### DESCRIPTION OF THE TASK
Write out every line of the items below with no changes to any character.

[Region boundary data]
<<<<

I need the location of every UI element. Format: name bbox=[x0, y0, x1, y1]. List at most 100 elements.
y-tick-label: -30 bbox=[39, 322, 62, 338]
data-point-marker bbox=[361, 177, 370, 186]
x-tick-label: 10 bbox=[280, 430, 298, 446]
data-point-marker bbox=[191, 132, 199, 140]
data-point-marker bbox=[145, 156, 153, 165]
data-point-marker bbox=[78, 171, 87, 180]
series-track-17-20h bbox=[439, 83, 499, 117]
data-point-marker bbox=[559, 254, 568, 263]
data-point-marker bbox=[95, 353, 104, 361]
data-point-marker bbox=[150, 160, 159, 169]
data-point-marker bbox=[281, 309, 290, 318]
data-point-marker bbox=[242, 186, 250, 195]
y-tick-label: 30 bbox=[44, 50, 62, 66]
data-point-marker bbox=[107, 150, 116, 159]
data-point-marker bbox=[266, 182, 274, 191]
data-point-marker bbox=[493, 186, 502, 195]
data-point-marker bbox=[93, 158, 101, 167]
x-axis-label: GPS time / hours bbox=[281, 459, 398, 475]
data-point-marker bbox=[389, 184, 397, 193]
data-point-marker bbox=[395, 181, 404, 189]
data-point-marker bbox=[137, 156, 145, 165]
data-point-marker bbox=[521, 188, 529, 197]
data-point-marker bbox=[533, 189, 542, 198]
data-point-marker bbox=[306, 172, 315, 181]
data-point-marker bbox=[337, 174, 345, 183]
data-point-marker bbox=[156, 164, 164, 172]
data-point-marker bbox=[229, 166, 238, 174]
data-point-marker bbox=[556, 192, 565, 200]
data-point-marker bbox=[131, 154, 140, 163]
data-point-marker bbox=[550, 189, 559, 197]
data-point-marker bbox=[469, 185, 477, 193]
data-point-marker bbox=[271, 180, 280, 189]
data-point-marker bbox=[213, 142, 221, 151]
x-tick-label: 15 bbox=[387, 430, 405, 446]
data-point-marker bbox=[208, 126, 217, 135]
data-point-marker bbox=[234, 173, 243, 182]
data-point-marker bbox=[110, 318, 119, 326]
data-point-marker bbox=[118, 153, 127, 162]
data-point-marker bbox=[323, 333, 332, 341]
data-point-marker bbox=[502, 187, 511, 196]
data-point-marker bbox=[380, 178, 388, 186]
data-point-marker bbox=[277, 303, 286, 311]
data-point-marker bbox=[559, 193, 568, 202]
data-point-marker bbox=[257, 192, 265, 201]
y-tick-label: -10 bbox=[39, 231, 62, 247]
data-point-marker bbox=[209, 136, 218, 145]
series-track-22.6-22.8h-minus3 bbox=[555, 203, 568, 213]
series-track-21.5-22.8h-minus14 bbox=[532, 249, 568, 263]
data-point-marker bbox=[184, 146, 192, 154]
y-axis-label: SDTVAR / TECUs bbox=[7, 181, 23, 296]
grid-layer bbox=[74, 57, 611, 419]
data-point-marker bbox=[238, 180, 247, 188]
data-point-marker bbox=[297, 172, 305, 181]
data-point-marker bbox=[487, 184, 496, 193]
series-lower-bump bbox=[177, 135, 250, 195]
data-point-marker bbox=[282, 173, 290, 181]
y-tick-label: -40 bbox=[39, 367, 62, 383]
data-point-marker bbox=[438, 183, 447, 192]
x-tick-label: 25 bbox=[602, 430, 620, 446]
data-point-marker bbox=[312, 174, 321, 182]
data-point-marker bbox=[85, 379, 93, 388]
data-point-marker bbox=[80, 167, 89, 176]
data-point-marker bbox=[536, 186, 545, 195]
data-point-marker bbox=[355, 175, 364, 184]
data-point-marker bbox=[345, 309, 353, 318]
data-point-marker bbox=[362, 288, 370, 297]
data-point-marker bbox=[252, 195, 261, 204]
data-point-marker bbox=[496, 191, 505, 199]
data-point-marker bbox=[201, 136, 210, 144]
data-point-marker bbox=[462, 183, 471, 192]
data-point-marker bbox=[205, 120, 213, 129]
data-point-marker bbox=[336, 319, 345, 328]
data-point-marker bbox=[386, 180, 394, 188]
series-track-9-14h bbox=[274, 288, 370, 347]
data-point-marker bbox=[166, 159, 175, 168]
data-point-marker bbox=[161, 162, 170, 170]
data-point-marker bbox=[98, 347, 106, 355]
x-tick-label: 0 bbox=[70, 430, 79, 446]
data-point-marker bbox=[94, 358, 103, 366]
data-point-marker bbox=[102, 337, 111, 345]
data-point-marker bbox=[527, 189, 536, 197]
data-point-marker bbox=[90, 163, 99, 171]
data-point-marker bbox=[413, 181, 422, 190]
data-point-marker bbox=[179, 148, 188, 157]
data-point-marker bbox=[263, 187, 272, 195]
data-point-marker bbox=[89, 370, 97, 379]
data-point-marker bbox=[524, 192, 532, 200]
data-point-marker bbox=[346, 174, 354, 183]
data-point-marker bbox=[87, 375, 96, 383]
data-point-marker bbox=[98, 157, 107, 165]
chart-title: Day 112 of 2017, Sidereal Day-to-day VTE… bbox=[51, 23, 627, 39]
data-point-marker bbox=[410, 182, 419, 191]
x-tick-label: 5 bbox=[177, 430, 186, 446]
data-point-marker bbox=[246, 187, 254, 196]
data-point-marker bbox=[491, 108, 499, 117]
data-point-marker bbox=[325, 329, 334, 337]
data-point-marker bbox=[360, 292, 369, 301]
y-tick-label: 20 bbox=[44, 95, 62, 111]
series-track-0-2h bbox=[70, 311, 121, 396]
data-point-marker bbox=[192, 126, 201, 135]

>>>>

### RESULT OF THIS TASK
I need the location of every UI element. Format: name bbox=[x0, y0, x1, y1]. List at most 100 elements.
y-tick-label: -30 bbox=[39, 322, 62, 338]
data-point-marker bbox=[361, 177, 370, 186]
x-tick-label: 10 bbox=[280, 430, 298, 446]
data-point-marker bbox=[191, 132, 199, 140]
data-point-marker bbox=[145, 156, 153, 165]
data-point-marker bbox=[78, 171, 87, 180]
series-track-17-20h bbox=[439, 83, 499, 117]
data-point-marker bbox=[559, 254, 568, 263]
data-point-marker bbox=[95, 353, 104, 361]
data-point-marker bbox=[150, 160, 159, 169]
data-point-marker bbox=[281, 309, 290, 318]
data-point-marker bbox=[242, 186, 250, 195]
y-tick-label: 30 bbox=[44, 50, 62, 66]
data-point-marker bbox=[107, 150, 116, 159]
data-point-marker bbox=[266, 182, 274, 191]
data-point-marker bbox=[493, 186, 502, 195]
data-point-marker bbox=[93, 158, 101, 167]
x-axis-label: GPS time / hours bbox=[281, 459, 398, 475]
data-point-marker bbox=[389, 184, 397, 193]
data-point-marker bbox=[395, 181, 404, 189]
data-point-marker bbox=[137, 156, 145, 165]
data-point-marker bbox=[521, 188, 529, 197]
data-point-marker bbox=[533, 189, 542, 198]
data-point-marker bbox=[306, 172, 315, 181]
data-point-marker bbox=[337, 174, 345, 183]
data-point-marker bbox=[156, 164, 164, 172]
data-point-marker bbox=[229, 166, 238, 174]
data-point-marker bbox=[556, 192, 565, 200]
data-point-marker bbox=[131, 154, 140, 163]
data-point-marker bbox=[550, 189, 559, 197]
data-point-marker bbox=[469, 185, 477, 193]
data-point-marker bbox=[271, 180, 280, 189]
data-point-marker bbox=[213, 142, 221, 151]
x-tick-label: 15 bbox=[387, 430, 405, 446]
data-point-marker bbox=[208, 126, 217, 135]
data-point-marker bbox=[234, 173, 243, 182]
data-point-marker bbox=[110, 318, 119, 326]
data-point-marker bbox=[118, 153, 127, 162]
data-point-marker bbox=[323, 333, 332, 341]
data-point-marker bbox=[502, 187, 511, 196]
data-point-marker bbox=[380, 178, 388, 186]
data-point-marker bbox=[277, 303, 286, 311]
data-point-marker bbox=[559, 193, 568, 202]
data-point-marker bbox=[257, 192, 265, 201]
y-tick-label: -10 bbox=[39, 231, 62, 247]
data-point-marker bbox=[209, 136, 218, 145]
series-track-22.6-22.8h-minus3 bbox=[555, 203, 568, 213]
series-track-21.5-22.8h-minus14 bbox=[532, 249, 568, 263]
data-point-marker bbox=[184, 146, 192, 154]
y-axis-label: SDTVAR / TECUs bbox=[7, 181, 23, 296]
grid-layer bbox=[74, 57, 611, 419]
data-point-marker bbox=[238, 180, 247, 188]
data-point-marker bbox=[297, 172, 305, 181]
data-point-marker bbox=[487, 184, 496, 193]
series-lower-bump bbox=[177, 135, 250, 195]
data-point-marker bbox=[282, 173, 290, 181]
y-tick-label: -40 bbox=[39, 367, 62, 383]
data-point-marker bbox=[438, 183, 447, 192]
x-tick-label: 25 bbox=[602, 430, 620, 446]
data-point-marker bbox=[312, 174, 321, 182]
data-point-marker bbox=[85, 379, 93, 388]
data-point-marker bbox=[80, 167, 89, 176]
data-point-marker bbox=[536, 186, 545, 195]
data-point-marker bbox=[355, 175, 364, 184]
data-point-marker bbox=[345, 309, 353, 318]
data-point-marker bbox=[362, 288, 370, 297]
data-point-marker bbox=[252, 195, 261, 204]
data-point-marker bbox=[496, 191, 505, 199]
data-point-marker bbox=[201, 136, 210, 144]
data-point-marker bbox=[462, 183, 471, 192]
data-point-marker bbox=[205, 120, 213, 129]
data-point-marker bbox=[336, 319, 345, 328]
data-point-marker bbox=[386, 180, 394, 188]
series-track-9-14h bbox=[274, 288, 370, 347]
data-point-marker bbox=[166, 159, 175, 168]
data-point-marker bbox=[161, 162, 170, 170]
data-point-marker bbox=[98, 347, 106, 355]
x-tick-label: 0 bbox=[70, 430, 79, 446]
data-point-marker bbox=[94, 358, 103, 366]
data-point-marker bbox=[102, 337, 111, 345]
data-point-marker bbox=[527, 189, 536, 197]
data-point-marker bbox=[90, 163, 99, 171]
data-point-marker bbox=[413, 181, 422, 190]
data-point-marker bbox=[179, 148, 188, 157]
data-point-marker bbox=[263, 187, 272, 195]
data-point-marker bbox=[89, 370, 97, 379]
data-point-marker bbox=[524, 192, 532, 200]
data-point-marker bbox=[346, 174, 354, 183]
data-point-marker bbox=[87, 375, 96, 383]
data-point-marker bbox=[98, 157, 107, 165]
chart-title: Day 112 of 2017, Sidereal Day-to-day VTE… bbox=[51, 23, 627, 39]
data-point-marker bbox=[410, 182, 419, 191]
x-tick-label: 5 bbox=[177, 430, 186, 446]
data-point-marker bbox=[246, 187, 254, 196]
data-point-marker bbox=[491, 108, 499, 117]
data-point-marker bbox=[325, 329, 334, 337]
data-point-marker bbox=[360, 292, 369, 301]
y-tick-label: 20 bbox=[44, 95, 62, 111]
series-track-0-2h bbox=[70, 311, 121, 396]
data-point-marker bbox=[192, 126, 201, 135]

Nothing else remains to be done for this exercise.